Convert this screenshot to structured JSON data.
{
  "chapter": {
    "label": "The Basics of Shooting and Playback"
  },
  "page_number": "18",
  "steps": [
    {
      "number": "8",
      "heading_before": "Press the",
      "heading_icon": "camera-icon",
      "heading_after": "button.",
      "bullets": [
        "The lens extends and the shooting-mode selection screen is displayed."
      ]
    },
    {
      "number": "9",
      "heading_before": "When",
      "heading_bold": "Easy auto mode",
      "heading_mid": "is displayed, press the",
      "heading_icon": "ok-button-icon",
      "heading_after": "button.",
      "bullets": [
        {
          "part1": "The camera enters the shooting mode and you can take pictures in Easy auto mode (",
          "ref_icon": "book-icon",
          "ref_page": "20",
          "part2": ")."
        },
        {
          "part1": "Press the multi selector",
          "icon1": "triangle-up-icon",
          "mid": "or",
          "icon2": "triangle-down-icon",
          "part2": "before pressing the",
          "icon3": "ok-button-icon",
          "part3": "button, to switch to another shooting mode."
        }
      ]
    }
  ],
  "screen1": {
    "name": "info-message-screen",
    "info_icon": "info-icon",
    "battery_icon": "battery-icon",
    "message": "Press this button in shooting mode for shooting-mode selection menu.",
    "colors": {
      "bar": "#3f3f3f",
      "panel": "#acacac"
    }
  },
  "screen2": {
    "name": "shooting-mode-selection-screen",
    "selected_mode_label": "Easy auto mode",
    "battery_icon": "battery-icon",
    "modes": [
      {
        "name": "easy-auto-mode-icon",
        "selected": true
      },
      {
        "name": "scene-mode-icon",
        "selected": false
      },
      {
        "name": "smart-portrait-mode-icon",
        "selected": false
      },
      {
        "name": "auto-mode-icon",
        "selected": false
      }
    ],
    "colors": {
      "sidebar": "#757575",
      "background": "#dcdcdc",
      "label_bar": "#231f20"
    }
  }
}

-------------------------

Written task:
Extract each entry in full, exactly as given.

Output below:
Convert this screenshot to structured JSON data.
{
  "chapter": {
    "label": "The Basics of Shooting and Playback"
  },
  "page_number": "18",
  "steps": [
    {
      "number": "8",
      "heading_before": "Press the",
      "heading_icon": "camera-icon",
      "heading_after": "button.",
      "bullets": [
        "The lens extends and the shooting-mode selection screen is displayed."
      ]
    },
    {
      "number": "9",
      "heading_before": "When",
      "heading_bold": "Easy auto mode",
      "heading_mid": "is displayed, press the",
      "heading_icon": "ok-button-icon",
      "heading_after": "button.",
      "bullets": [
        {
          "part1": "The camera enters the shooting mode and you can take pictures in Easy auto mode (",
          "ref_icon": "book-icon",
          "ref_page": "20",
          "part2": ")."
        },
        {
          "part1": "Press the multi selector",
          "icon1": "triangle-up-icon",
          "mid": "or",
          "icon2": "triangle-down-icon",
          "part2": "before pressing the",
          "icon3": "ok-button-icon",
          "part3": "button, to switch to another shooting mode."
        }
      ]
    }
  ],
  "screen1": {
    "name": "info-message-screen",
    "info_icon": "info-icon",
    "battery_icon": "battery-icon",
    "message": "Press this button in shooting mode for shooting-mode selection menu.",
    "colors": {
      "bar": "#3f3f3f",
      "panel": "#acacac"
    }
  },
  "screen2": {
    "name": "shooting-mode-selection-screen",
    "selected_mode_label": "Easy auto mode",
    "battery_icon": "battery-icon",
    "modes": [
      {
        "name": "easy-auto-mode-icon",
        "selected": true
      },
      {
        "name": "scene-mode-icon",
        "selected": false
      },
      {
        "name": "smart-portrait-mode-icon",
        "selected": false
      },
      {
        "name": "auto-mode-icon",
        "selected": false
      }
    ],
    "colors": {
      "sidebar": "#757575",
      "background": "#dcdcdc",
      "label_bar": "#231f20"
    }
  }
}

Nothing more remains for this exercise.